**Material provided**
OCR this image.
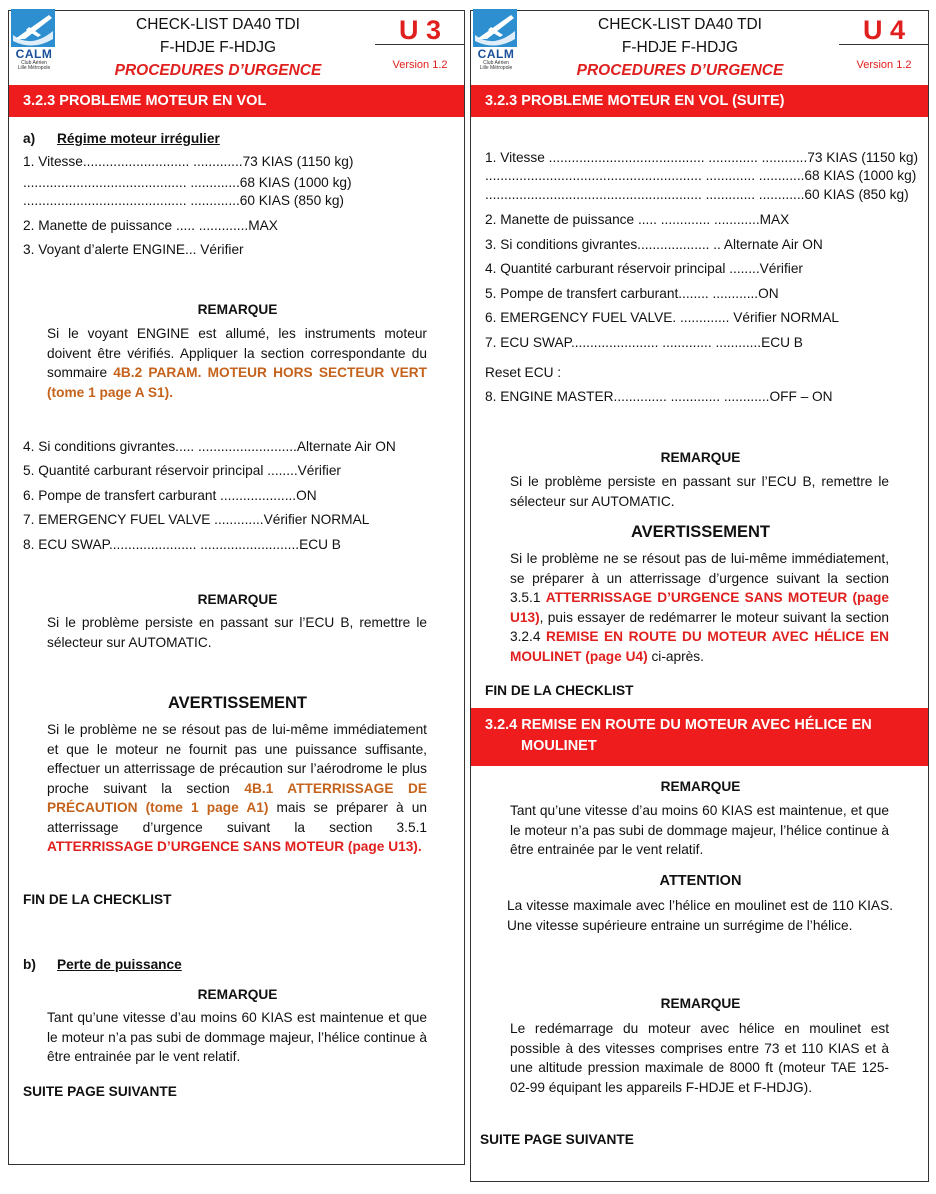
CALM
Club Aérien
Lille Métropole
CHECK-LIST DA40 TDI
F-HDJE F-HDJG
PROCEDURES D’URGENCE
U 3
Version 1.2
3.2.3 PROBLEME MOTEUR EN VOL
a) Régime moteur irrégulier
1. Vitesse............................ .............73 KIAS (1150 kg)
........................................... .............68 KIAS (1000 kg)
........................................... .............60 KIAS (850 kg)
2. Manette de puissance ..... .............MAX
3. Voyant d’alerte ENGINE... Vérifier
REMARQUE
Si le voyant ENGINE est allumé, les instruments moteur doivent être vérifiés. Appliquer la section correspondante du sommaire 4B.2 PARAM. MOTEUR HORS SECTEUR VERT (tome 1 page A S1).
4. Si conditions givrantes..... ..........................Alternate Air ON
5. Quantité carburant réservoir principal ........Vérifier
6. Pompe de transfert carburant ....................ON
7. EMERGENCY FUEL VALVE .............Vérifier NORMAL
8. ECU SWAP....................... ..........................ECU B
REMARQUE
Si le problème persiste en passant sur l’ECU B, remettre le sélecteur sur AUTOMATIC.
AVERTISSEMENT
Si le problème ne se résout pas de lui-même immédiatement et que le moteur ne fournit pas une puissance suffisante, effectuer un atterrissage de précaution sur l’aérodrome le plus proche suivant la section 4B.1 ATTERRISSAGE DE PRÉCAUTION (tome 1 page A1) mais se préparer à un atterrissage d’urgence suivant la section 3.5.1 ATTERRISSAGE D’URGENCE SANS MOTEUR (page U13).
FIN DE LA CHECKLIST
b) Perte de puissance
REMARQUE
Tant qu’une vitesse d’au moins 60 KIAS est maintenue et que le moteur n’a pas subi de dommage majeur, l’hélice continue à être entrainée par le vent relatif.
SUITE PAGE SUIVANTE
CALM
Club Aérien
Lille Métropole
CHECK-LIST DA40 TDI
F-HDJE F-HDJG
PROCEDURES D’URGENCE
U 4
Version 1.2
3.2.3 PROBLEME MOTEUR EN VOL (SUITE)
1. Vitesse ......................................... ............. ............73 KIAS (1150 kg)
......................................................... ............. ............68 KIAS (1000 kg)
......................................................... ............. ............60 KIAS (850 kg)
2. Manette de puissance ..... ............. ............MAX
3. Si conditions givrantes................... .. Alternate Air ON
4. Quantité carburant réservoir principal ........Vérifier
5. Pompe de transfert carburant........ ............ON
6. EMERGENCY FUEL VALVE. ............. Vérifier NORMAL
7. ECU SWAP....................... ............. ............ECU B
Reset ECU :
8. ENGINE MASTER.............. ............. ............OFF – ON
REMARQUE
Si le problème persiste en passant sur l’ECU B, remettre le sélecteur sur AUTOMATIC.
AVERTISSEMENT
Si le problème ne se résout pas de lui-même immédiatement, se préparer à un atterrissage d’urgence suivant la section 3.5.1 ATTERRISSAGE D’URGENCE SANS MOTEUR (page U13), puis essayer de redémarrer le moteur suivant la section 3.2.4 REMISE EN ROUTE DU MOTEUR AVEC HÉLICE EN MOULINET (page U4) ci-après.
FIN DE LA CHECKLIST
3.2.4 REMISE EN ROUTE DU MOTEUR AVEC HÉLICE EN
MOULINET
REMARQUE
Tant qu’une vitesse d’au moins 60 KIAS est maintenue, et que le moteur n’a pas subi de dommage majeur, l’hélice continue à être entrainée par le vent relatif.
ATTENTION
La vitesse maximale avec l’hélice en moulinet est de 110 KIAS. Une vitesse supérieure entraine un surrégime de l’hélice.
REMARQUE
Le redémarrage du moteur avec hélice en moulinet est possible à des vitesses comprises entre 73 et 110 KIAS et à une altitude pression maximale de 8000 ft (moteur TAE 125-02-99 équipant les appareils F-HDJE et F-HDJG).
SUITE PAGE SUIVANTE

**Challenge**
Your copy of the data above should match it exactly, except that pictures are left out.

**Full answer**
OCR this image.
CALM
Club Aérien
Lille Métropole
CHECK-LIST DA40 TDI
F-HDJE F-HDJG
PROCEDURES D’URGENCE
U 3
Version 1.2
3.2.3 PROBLEME MOTEUR EN VOL
a) Régime moteur irrégulier
1. Vitesse............................ .............73 KIAS (1150 kg)
........................................... .............68 KIAS (1000 kg)
........................................... .............60 KIAS (850 kg)
2. Manette de puissance ..... .............MAX
3. Voyant d’alerte ENGINE... Vérifier
REMARQUE
Si le voyant ENGINE est allumé, les instruments moteur doivent être vérifiés. Appliquer la section correspondante du sommaire 4B.2 PARAM. MOTEUR HORS SECTEUR VERT (tome 1 page A S1).
4. Si conditions givrantes..... ..........................Alternate Air ON
5. Quantité carburant réservoir principal ........Vérifier
6. Pompe de transfert carburant ....................ON
7. EMERGENCY FUEL VALVE .............Vérifier NORMAL
8. ECU SWAP....................... ..........................ECU B
REMARQUE
Si le problème persiste en passant sur l’ECU B, remettre le sélecteur sur AUTOMATIC.
AVERTISSEMENT
Si le problème ne se résout pas de lui-même immédiatement et que le moteur ne fournit pas une puissance suffisante, effectuer un atterrissage de précaution sur l’aérodrome le plus proche suivant la section 4B.1 ATTERRISSAGE DE PRÉCAUTION (tome 1 page A1) mais se préparer à un atterrissage d’urgence suivant la section 3.5.1 ATTERRISSAGE D’URGENCE SANS MOTEUR (page U13).
FIN DE LA CHECKLIST
b) Perte de puissance
REMARQUE
Tant qu’une vitesse d’au moins 60 KIAS est maintenue et que le moteur n’a pas subi de dommage majeur, l’hélice continue à être entrainée par le vent relatif.
SUITE PAGE SUIVANTE
CALM
Club Aérien
Lille Métropole
CHECK-LIST DA40 TDI
F-HDJE F-HDJG
PROCEDURES D’URGENCE
U 4
Version 1.2
3.2.3 PROBLEME MOTEUR EN VOL (SUITE)
1. Vitesse ......................................... ............. ............73 KIAS (1150 kg)
......................................................... ............. ............68 KIAS (1000 kg)
......................................................... ............. ............60 KIAS (850 kg)
2. Manette de puissance ..... ............. ............MAX
3. Si conditions givrantes................... .. Alternate Air ON
4. Quantité carburant réservoir principal ........Vérifier
5. Pompe de transfert carburant........ ............ON
6. EMERGENCY FUEL VALVE. ............. Vérifier NORMAL
7. ECU SWAP....................... ............. ............ECU B
Reset ECU :
8. ENGINE MASTER.............. ............. ............OFF – ON
REMARQUE
Si le problème persiste en passant sur l’ECU B, remettre le sélecteur sur AUTOMATIC.
AVERTISSEMENT
Si le problème ne se résout pas de lui-même immédiatement, se préparer à un atterrissage d’urgence suivant la section 3.5.1 ATTERRISSAGE D’URGENCE SANS MOTEUR (page U13), puis essayer de redémarrer le moteur suivant la section 3.2.4 REMISE EN ROUTE DU MOTEUR AVEC HÉLICE EN MOULINET (page U4) ci-après.
FIN DE LA CHECKLIST
3.2.4 REMISE EN ROUTE DU MOTEUR AVEC HÉLICE EN
MOULINET
REMARQUE
Tant qu’une vitesse d’au moins 60 KIAS est maintenue, et que le moteur n’a pas subi de dommage majeur, l’hélice continue à être entrainée par le vent relatif.
ATTENTION
La vitesse maximale avec l’hélice en moulinet est de 110 KIAS. Une vitesse supérieure entraine un surrégime de l’hélice.
REMARQUE
Le redémarrage du moteur avec hélice en moulinet est possible à des vitesses comprises entre 73 et 110 KIAS et à une altitude pression maximale de 8000 ft (moteur TAE 125-02-99 équipant les appareils F-HDJE et F-HDJG).
SUITE PAGE SUIVANTE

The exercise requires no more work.